Material provided:
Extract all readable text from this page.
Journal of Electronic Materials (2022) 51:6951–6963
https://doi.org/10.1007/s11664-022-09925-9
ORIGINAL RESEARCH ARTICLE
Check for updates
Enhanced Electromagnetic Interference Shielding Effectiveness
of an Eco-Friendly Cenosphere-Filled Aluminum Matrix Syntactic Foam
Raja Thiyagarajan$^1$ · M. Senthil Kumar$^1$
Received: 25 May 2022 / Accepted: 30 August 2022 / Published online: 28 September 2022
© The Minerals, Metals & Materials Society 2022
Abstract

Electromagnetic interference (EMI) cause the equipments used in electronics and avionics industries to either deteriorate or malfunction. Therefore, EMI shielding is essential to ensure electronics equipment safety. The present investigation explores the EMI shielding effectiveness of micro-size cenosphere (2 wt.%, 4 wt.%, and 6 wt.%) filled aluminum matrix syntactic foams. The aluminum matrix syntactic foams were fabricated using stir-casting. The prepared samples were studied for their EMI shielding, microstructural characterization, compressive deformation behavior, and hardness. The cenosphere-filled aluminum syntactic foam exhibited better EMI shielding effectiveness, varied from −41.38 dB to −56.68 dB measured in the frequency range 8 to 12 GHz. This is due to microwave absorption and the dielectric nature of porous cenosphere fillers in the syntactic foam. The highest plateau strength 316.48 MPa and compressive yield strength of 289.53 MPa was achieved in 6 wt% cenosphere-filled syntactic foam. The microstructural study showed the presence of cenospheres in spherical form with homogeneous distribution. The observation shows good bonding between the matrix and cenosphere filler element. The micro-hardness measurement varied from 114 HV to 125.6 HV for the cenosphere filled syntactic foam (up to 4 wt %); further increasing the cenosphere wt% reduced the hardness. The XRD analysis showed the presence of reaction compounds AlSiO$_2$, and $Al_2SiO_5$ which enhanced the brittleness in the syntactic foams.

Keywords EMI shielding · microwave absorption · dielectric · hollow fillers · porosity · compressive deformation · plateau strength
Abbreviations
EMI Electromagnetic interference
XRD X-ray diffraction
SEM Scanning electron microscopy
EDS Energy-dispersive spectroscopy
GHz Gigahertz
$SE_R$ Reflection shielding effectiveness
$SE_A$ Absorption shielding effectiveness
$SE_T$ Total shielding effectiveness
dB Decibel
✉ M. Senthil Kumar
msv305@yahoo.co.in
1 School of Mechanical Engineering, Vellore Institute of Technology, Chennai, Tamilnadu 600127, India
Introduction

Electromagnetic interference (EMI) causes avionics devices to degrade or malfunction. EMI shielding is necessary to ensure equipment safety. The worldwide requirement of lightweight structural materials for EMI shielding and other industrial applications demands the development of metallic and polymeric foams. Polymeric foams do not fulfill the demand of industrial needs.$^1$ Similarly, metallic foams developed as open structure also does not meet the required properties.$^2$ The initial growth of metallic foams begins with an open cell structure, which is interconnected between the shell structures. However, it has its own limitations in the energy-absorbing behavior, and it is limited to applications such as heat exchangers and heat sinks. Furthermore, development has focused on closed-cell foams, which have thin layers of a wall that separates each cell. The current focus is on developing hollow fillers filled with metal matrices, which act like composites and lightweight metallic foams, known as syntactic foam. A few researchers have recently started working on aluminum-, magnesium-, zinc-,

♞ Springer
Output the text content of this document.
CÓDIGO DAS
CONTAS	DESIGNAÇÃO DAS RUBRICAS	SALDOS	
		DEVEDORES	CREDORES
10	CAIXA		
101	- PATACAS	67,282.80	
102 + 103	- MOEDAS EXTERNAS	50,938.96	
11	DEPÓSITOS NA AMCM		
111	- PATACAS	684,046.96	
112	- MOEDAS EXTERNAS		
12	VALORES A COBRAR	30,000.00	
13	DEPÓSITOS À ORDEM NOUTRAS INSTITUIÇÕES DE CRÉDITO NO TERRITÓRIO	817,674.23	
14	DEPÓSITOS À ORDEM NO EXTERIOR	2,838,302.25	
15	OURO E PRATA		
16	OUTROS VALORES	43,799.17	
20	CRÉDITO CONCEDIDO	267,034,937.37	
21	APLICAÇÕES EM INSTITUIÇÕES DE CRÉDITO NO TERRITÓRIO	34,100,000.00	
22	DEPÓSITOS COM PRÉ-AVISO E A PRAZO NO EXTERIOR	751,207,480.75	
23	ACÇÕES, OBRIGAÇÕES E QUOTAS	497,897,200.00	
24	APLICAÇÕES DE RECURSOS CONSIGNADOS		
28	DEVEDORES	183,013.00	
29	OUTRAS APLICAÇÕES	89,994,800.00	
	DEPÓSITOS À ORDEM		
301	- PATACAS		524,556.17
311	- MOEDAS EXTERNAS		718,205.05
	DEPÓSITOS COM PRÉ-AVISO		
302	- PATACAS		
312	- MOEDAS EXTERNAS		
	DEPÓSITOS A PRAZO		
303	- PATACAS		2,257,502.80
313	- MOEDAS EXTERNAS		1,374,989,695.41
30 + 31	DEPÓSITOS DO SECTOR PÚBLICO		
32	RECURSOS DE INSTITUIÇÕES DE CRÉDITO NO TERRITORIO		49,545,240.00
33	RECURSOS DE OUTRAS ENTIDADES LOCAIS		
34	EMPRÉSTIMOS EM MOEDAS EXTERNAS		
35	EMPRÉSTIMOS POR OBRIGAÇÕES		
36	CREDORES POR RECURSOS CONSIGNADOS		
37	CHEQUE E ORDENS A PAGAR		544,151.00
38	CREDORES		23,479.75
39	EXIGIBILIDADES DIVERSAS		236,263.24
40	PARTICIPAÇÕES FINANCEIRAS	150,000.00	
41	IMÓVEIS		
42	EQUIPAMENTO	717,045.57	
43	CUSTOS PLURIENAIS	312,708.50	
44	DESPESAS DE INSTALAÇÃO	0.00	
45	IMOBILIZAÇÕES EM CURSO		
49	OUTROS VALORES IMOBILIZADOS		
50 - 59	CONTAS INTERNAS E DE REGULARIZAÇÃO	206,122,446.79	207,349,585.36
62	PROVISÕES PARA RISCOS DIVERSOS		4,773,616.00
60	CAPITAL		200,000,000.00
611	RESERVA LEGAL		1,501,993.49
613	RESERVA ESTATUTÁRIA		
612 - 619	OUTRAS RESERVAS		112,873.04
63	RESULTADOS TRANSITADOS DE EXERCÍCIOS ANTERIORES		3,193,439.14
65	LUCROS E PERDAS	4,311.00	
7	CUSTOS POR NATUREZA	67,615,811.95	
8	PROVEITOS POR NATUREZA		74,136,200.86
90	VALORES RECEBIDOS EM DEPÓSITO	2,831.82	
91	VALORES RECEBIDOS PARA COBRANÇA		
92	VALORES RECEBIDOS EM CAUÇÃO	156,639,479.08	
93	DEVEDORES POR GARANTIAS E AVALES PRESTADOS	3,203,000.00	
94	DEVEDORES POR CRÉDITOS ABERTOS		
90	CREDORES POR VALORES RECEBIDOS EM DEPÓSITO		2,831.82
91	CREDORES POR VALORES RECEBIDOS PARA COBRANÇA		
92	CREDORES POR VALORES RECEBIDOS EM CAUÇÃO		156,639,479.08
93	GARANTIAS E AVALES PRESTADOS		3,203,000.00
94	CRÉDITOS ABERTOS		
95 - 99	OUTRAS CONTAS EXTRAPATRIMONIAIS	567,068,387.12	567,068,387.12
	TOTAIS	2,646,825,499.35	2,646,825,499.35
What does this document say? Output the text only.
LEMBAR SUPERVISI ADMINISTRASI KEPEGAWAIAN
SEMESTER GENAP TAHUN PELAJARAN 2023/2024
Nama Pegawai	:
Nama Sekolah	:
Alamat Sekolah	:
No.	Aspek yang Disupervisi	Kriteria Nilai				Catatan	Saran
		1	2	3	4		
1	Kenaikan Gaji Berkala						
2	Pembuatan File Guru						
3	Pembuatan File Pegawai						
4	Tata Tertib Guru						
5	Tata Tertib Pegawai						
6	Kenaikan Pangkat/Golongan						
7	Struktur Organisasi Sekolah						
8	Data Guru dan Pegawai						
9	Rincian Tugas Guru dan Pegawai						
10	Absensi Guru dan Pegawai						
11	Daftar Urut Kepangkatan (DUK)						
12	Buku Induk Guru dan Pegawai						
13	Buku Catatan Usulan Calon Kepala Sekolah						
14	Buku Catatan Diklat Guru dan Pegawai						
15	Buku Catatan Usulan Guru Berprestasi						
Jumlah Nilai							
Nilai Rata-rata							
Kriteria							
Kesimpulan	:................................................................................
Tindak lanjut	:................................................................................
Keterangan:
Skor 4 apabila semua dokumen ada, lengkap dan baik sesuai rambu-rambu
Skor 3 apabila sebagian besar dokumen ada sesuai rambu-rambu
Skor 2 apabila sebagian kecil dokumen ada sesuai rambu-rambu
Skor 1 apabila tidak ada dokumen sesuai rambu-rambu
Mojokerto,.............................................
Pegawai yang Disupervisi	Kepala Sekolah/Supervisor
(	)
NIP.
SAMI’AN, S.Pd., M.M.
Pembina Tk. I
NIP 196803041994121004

Exercise description: Collect each line above holding the string "ORDEM".

In response:
13	DEPÓSITOS À ORDEM NOUTRAS INSTITUIÇÕES DE CRÉDITO NO TERRITÓRIO	817,674.23	
14	DEPÓSITOS À ORDEM NO EXTERIOR	2,838,302.25	
	DEPÓSITOS À ORDEM		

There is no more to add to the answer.